• **PROBLEM**
Report the number of lines that hold the string "Folientyp". Leave out any other text.

Data extracted from a collection:

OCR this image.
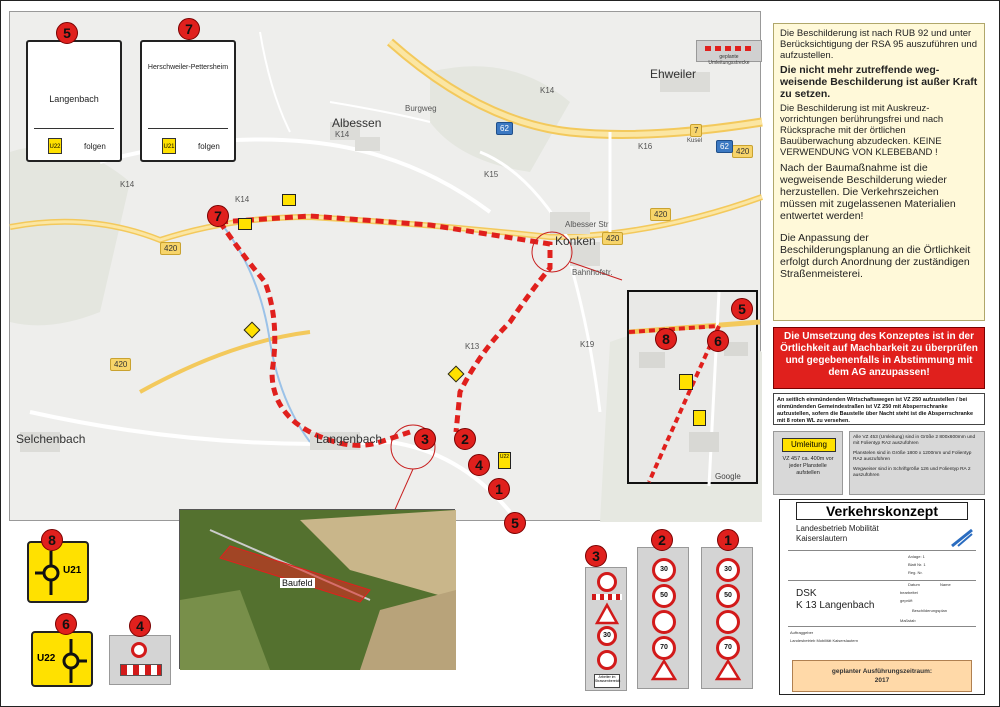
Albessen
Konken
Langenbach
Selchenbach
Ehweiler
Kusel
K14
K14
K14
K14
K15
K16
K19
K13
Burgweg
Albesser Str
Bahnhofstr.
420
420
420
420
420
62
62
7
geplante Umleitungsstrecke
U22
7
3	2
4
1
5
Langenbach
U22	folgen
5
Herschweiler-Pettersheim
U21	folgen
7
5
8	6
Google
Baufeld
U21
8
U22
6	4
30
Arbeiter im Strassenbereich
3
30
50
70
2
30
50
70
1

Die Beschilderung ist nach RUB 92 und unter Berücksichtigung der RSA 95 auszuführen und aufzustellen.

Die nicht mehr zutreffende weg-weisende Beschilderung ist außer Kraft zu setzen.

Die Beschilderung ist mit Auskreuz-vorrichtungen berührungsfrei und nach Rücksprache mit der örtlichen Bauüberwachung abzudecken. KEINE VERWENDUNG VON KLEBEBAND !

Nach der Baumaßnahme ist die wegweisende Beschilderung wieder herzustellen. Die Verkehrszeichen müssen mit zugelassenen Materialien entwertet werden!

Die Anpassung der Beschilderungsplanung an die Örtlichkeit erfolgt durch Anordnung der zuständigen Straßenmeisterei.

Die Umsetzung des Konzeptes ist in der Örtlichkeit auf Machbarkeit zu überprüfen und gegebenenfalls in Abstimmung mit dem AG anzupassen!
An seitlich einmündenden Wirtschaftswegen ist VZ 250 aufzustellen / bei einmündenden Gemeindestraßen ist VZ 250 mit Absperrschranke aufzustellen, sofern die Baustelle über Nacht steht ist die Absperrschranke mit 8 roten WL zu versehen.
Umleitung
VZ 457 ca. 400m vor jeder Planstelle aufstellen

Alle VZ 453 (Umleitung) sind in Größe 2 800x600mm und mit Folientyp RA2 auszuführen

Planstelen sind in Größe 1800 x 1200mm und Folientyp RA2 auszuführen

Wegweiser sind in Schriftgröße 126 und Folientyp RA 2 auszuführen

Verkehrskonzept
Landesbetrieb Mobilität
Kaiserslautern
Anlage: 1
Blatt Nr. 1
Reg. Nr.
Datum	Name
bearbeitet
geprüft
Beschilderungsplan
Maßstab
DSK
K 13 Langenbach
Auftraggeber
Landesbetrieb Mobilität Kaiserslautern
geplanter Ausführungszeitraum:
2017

---

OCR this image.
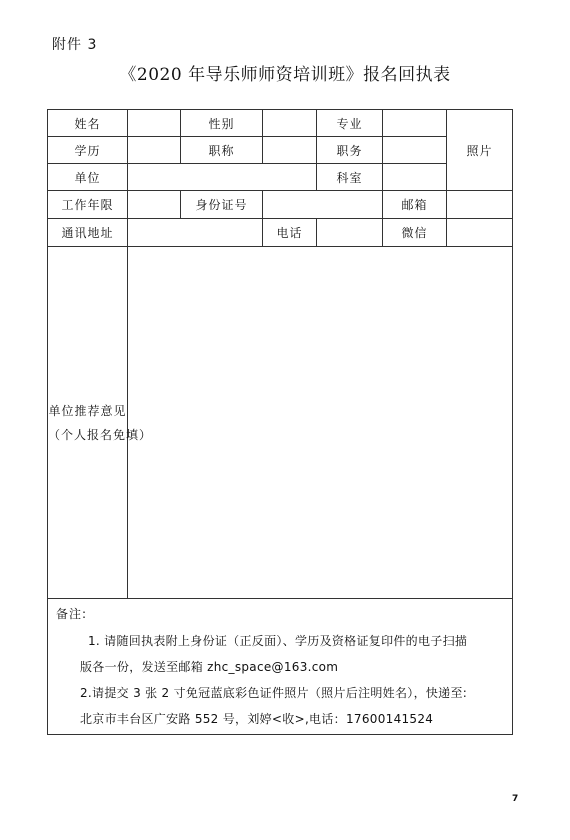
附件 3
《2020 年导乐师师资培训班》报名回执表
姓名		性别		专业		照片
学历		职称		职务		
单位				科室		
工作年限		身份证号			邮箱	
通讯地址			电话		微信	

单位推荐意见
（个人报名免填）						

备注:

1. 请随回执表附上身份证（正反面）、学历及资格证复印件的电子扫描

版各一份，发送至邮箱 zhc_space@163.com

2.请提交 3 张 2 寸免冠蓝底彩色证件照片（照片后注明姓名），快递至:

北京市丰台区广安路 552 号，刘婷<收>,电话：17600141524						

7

• **TASK SOLUTION**
3